▶ [Brief]:
From the entries provided below, copy each line that contains the word "Новая".

----------------

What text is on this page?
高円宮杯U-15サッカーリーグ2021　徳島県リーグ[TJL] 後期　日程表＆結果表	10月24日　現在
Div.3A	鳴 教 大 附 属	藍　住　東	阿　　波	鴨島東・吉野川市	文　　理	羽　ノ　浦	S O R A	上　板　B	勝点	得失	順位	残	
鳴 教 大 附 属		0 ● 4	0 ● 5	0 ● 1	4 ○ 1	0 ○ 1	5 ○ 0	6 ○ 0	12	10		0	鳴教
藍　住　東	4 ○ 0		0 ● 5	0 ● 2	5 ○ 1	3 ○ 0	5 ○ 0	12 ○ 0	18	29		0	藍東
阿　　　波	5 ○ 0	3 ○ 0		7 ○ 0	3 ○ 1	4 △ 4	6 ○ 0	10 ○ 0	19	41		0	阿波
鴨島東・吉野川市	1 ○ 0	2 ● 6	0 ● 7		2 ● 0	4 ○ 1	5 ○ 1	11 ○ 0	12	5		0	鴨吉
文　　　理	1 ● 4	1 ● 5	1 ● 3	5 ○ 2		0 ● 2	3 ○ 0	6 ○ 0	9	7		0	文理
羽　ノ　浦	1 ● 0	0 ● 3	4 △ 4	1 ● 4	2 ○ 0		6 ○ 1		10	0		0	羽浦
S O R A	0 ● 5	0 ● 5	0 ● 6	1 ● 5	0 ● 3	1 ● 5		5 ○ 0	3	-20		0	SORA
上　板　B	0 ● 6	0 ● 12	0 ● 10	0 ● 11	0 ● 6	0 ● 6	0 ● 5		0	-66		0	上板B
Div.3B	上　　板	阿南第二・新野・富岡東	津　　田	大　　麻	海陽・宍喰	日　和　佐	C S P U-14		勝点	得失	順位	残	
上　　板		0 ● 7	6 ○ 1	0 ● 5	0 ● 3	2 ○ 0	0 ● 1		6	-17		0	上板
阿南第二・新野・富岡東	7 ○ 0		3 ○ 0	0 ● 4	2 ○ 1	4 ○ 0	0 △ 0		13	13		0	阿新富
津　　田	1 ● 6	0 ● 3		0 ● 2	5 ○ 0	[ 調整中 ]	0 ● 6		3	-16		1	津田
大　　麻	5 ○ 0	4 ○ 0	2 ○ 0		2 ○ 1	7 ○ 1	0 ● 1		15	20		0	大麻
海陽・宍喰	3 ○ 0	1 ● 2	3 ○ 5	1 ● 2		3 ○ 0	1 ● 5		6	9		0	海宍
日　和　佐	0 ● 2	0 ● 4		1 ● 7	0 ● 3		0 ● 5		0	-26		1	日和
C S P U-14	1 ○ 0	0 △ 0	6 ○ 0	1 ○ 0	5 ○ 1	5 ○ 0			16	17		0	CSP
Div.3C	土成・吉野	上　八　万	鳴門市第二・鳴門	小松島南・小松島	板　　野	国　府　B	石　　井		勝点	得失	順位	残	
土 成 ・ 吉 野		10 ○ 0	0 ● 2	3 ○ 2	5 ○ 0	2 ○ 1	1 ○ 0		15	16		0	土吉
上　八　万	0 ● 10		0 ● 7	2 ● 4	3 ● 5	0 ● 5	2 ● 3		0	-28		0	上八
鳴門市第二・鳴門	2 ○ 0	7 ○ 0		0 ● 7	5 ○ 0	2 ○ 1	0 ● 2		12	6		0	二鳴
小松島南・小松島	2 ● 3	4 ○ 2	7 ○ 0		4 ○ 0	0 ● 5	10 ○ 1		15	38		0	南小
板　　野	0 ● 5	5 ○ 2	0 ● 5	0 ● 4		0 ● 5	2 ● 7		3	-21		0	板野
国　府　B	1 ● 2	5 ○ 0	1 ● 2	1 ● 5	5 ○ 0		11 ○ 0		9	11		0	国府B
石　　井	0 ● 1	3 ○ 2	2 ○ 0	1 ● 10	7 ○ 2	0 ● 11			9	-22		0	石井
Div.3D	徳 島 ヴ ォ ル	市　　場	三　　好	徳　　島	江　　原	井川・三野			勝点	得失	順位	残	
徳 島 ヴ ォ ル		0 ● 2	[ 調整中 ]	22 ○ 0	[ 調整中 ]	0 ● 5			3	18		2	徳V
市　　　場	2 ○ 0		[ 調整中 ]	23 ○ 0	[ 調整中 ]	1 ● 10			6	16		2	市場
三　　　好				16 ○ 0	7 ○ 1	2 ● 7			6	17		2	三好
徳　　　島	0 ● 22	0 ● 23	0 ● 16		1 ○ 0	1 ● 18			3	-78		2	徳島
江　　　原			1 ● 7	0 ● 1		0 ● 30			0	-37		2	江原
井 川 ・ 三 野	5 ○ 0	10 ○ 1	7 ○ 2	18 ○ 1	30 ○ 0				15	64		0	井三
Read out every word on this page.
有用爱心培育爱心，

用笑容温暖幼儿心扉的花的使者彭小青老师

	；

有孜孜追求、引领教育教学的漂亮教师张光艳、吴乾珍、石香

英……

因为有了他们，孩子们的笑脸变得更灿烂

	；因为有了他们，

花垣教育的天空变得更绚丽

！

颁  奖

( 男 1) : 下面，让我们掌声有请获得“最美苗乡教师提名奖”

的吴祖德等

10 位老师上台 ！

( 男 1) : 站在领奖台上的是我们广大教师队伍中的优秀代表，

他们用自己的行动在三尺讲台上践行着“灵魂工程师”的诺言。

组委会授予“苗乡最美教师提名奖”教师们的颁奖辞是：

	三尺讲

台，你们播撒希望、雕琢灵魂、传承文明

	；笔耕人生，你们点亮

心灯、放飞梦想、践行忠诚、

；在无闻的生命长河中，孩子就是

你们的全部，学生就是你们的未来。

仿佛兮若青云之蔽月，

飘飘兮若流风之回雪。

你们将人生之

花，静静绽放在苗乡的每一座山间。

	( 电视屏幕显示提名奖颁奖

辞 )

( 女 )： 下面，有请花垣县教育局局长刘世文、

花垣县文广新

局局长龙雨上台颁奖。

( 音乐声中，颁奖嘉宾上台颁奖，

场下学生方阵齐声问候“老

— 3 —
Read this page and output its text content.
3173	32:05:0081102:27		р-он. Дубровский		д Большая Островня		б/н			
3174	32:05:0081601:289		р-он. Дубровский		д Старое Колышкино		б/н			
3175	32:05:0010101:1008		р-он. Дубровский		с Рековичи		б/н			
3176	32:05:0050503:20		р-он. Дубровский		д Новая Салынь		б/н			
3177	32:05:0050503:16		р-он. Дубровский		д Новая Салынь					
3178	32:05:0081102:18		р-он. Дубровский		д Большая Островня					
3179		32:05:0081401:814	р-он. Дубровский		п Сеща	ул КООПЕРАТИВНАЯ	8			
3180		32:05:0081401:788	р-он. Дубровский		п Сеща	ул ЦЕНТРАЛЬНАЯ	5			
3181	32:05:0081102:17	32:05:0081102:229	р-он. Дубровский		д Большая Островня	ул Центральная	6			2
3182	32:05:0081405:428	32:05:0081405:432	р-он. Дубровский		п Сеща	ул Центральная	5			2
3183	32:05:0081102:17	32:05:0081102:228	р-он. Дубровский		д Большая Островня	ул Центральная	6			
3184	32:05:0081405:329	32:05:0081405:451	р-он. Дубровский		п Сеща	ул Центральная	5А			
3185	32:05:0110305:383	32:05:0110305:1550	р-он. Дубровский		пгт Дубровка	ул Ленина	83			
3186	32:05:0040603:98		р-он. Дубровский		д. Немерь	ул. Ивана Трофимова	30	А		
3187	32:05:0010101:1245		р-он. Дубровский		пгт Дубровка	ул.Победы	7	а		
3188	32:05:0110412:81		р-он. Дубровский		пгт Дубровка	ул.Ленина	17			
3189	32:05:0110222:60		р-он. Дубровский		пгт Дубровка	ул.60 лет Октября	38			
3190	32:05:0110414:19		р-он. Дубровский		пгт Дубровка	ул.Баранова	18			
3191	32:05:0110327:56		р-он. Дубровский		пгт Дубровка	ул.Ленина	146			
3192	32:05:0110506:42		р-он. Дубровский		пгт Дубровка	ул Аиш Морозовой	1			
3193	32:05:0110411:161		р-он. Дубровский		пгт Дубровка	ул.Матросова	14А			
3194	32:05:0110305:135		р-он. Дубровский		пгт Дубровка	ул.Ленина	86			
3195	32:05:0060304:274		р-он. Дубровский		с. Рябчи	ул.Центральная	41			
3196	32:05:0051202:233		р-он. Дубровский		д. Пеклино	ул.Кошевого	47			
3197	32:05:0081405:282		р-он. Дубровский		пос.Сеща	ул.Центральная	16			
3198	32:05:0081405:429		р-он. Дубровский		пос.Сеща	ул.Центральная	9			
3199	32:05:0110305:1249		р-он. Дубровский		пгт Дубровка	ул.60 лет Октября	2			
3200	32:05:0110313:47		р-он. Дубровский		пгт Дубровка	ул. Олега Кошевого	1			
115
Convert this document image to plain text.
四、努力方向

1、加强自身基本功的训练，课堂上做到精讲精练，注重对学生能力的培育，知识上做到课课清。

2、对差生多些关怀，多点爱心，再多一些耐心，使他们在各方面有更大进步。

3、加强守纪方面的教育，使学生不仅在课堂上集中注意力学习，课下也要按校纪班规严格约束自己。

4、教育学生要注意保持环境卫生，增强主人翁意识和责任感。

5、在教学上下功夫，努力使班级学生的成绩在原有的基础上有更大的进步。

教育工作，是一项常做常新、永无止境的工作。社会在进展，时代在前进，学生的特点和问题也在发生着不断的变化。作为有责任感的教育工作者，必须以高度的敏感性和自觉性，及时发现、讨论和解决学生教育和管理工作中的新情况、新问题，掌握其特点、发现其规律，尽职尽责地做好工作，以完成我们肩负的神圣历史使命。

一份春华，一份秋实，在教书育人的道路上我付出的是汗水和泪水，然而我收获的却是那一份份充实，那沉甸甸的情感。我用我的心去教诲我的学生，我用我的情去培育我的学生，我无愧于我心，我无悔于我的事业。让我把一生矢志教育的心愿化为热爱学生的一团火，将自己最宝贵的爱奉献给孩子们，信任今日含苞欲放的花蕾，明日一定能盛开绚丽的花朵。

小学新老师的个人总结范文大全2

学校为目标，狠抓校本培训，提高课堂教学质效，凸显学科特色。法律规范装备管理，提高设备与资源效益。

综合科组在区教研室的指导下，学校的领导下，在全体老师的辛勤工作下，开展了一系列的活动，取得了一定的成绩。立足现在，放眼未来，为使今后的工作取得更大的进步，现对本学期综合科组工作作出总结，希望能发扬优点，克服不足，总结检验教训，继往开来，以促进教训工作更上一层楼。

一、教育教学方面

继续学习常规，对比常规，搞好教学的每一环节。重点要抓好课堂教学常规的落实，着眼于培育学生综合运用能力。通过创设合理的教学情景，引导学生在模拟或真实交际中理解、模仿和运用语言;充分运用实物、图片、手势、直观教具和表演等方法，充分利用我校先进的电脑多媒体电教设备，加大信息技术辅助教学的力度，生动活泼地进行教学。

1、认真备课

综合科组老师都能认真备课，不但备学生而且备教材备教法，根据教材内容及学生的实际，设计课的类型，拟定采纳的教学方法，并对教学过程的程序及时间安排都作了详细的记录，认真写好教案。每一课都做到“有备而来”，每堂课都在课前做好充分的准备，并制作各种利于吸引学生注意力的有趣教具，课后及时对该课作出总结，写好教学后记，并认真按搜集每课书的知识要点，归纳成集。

----------------

▶ [Task result]:
3176	32:05:0050503:20		р-он. Дубровский		д Новая Салынь		б/н			
3177	32:05:0050503:16		р-он. Дубровский		д Новая Салынь					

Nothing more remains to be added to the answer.